• _Direction_: Below you will find a set of lines. Repeat them all exactly.

Dataset records:
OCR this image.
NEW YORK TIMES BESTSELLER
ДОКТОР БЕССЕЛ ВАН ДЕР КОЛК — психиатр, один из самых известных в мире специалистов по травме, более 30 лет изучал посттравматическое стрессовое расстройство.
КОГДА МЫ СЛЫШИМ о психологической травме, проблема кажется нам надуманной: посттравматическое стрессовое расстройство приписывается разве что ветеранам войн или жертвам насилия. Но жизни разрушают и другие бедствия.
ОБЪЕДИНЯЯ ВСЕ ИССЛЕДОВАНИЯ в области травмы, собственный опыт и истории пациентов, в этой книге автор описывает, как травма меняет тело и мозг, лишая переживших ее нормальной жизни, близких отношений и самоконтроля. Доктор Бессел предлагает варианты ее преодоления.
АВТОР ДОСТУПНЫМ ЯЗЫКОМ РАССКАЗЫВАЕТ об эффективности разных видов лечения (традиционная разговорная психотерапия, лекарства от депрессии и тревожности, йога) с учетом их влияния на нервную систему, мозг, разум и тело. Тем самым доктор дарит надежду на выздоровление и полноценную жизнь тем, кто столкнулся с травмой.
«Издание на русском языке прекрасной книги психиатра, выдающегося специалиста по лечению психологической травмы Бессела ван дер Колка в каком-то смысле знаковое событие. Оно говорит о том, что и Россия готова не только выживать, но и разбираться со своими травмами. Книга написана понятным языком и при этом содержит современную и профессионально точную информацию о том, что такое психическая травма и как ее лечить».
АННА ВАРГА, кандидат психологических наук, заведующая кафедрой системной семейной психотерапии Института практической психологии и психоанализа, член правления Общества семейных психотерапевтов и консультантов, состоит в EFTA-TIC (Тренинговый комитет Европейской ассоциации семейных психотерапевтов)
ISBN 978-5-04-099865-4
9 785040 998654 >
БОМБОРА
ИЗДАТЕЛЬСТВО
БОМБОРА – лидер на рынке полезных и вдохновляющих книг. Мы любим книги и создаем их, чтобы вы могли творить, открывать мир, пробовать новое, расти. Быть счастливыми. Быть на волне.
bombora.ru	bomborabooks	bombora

• _Answer to the problem_:
OCR this image.
NEW YORK TIMES BESTSELLER
ДОКТОР БЕССЕЛ ВАН ДЕР КОЛК — психиатр, один из самых известных в мире специалистов по травме, более 30 лет изучал посттравматическое стрессовое расстройство.
КОГДА МЫ СЛЫШИМ о психологической травме, проблема кажется нам надуманной: посттравматическое стрессовое расстройство приписывается разве что ветеранам войн или жертвам насилия. Но жизни разрушают и другие бедствия.
ОБЪЕДИНЯЯ ВСЕ ИССЛЕДОВАНИЯ в области травмы, собственный опыт и истории пациентов, в этой книге автор описывает, как травма меняет тело и мозг, лишая переживших ее нормальной жизни, близких отношений и самоконтроля. Доктор Бессел предлагает варианты ее преодоления.
АВТОР ДОСТУПНЫМ ЯЗЫКОМ РАССКАЗЫВАЕТ об эффективности разных видов лечения (традиционная разговорная психотерапия, лекарства от депрессии и тревожности, йога) с учетом их влияния на нервную систему, мозг, разум и тело. Тем самым доктор дарит надежду на выздоровление и полноценную жизнь тем, кто столкнулся с травмой.
«Издание на русском языке прекрасной книги психиатра, выдающегося специалиста по лечению психологической травмы Бессела ван дер Колка в каком-то смысле знаковое событие. Оно говорит о том, что и Россия готова не только выживать, но и разбираться со своими травмами. Книга написана понятным языком и при этом содержит современную и профессионально точную информацию о том, что такое психическая травма и как ее лечить».
АННА ВАРГА, кандидат психологических наук, заведующая кафедрой системной семейной психотерапии Института практической психологии и психоанализа, член правления Общества семейных психотерапевтов и консультантов, состоит в EFTA-TIC (Тренинговый комитет Европейской ассоциации семейных психотерапевтов)
ISBN 978-5-04-099865-4
9 785040 998654 >
БОМБОРА
ИЗДАТЕЛЬСТВО
БОМБОРА – лидер на рынке полезных и вдохновляющих книг. Мы любим книги и создаем их, чтобы вы могли творить, открывать мир, пробовать новое, расти. Быть счастливыми. Быть на волне.
bombora.ru	bomborabooks	bombora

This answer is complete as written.